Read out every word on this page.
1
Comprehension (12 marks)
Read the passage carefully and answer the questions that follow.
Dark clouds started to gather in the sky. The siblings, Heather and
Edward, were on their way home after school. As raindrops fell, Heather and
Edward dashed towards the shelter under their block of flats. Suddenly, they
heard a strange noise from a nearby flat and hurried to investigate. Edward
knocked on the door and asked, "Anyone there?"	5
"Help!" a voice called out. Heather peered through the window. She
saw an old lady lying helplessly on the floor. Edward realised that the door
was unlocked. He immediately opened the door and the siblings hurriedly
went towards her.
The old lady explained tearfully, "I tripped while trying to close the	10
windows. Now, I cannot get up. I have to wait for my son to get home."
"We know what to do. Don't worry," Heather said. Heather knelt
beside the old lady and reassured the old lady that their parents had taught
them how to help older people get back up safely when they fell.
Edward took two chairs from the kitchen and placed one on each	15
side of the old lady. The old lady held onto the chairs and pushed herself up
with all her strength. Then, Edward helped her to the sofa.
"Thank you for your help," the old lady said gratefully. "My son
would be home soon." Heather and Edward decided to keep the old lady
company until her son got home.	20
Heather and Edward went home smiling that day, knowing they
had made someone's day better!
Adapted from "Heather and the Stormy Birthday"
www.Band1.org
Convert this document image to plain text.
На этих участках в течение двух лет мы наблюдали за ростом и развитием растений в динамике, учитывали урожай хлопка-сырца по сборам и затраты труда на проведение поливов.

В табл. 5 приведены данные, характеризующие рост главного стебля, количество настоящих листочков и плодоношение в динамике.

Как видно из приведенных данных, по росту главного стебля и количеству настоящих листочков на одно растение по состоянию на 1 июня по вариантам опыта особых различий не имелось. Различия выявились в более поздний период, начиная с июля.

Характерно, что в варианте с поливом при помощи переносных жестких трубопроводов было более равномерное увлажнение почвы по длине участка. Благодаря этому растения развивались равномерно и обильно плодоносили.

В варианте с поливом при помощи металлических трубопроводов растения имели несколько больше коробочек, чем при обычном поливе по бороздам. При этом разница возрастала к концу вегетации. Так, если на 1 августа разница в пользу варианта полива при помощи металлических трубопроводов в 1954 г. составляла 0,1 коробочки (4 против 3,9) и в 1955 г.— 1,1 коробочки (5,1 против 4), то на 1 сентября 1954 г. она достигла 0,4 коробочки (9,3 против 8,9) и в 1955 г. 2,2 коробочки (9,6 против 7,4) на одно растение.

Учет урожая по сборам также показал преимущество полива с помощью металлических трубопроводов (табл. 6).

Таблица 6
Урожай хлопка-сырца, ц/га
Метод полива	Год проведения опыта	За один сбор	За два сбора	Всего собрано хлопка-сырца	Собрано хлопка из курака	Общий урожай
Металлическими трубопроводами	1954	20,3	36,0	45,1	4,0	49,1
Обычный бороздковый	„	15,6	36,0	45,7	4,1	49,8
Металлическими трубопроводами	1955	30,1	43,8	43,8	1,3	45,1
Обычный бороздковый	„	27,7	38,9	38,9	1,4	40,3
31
-------------------------
Please reproduce all of the entries exactly as they stand.

• **EXERCISE OUTPUT**:
Read out every word on this page.
1
Comprehension (12 marks)
Read the passage carefully and answer the questions that follow.
Dark clouds started to gather in the sky. The siblings, Heather and
Edward, were on their way home after school. As raindrops fell, Heather and
Edward dashed towards the shelter under their block of flats. Suddenly, they
heard a strange noise from a nearby flat and hurried to investigate. Edward
knocked on the door and asked, "Anyone there?"	5
"Help!" a voice called out. Heather peered through the window. She
saw an old lady lying helplessly on the floor. Edward realised that the door
was unlocked. He immediately opened the door and the siblings hurriedly
went towards her.
The old lady explained tearfully, "I tripped while trying to close the	10
windows. Now, I cannot get up. I have to wait for my son to get home."
"We know what to do. Don't worry," Heather said. Heather knelt
beside the old lady and reassured the old lady that their parents had taught
them how to help older people get back up safely when they fell.
Edward took two chairs from the kitchen and placed one on each	15
side of the old lady. The old lady held onto the chairs and pushed herself up
with all her strength. Then, Edward helped her to the sofa.
"Thank you for your help," the old lady said gratefully. "My son
would be home soon." Heather and Edward decided to keep the old lady
company until her son got home.	20
Heather and Edward went home smiling that day, knowing they
had made someone's day better!
Adapted from "Heather and the Stormy Birthday"
www.Band1.org
Convert this document image to plain text.
На этих участках в течение двух лет мы наблюдали за ростом и развитием растений в динамике, учитывали урожай хлопка-сырца по сборам и затраты труда на проведение поливов.

В табл. 5 приведены данные, характеризующие рост главного стебля, количество настоящих листочков и плодоношение в динамике.

Как видно из приведенных данных, по росту главного стебля и количеству настоящих листочков на одно растение по состоянию на 1 июня по вариантам опыта особых различий не имелось. Различия выявились в более поздний период, начиная с июля.

Характерно, что в варианте с поливом при помощи переносных жестких трубопроводов было более равномерное увлажнение почвы по длине участка. Благодаря этому растения развивались равномерно и обильно плодоносили.

В варианте с поливом при помощи металлических трубопроводов растения имели несколько больше коробочек, чем при обычном поливе по бороздам. При этом разница возрастала к концу вегетации. Так, если на 1 августа разница в пользу варианта полива при помощи металлических трубопроводов в 1954 г. составляла 0,1 коробочки (4 против 3,9) и в 1955 г.— 1,1 коробочки (5,1 против 4), то на 1 сентября 1954 г. она достигла 0,4 коробочки (9,3 против 8,9) и в 1955 г. 2,2 коробочки (9,6 против 7,4) на одно растение.

Учет урожая по сборам также показал преимущество полива с помощью металлических трубопроводов (табл. 6).

Таблица 6
Урожай хлопка-сырца, ц/га
Метод полива	Год проведения опыта	За один сбор	За два сбора	Всего собрано хлопка-сырца	Собрано хлопка из курака	Общий урожай
Металлическими трубопроводами	1954	20,3	36,0	45,1	4,0	49,1
Обычный бороздковый	„	15,6	36,0	45,7	4,1	49,8
Металлическими трубопроводами	1955	30,1	43,8	43,8	1,3	45,1
Обычный бороздковый	„	27,7	38,9	38,9	1,4	40,3
31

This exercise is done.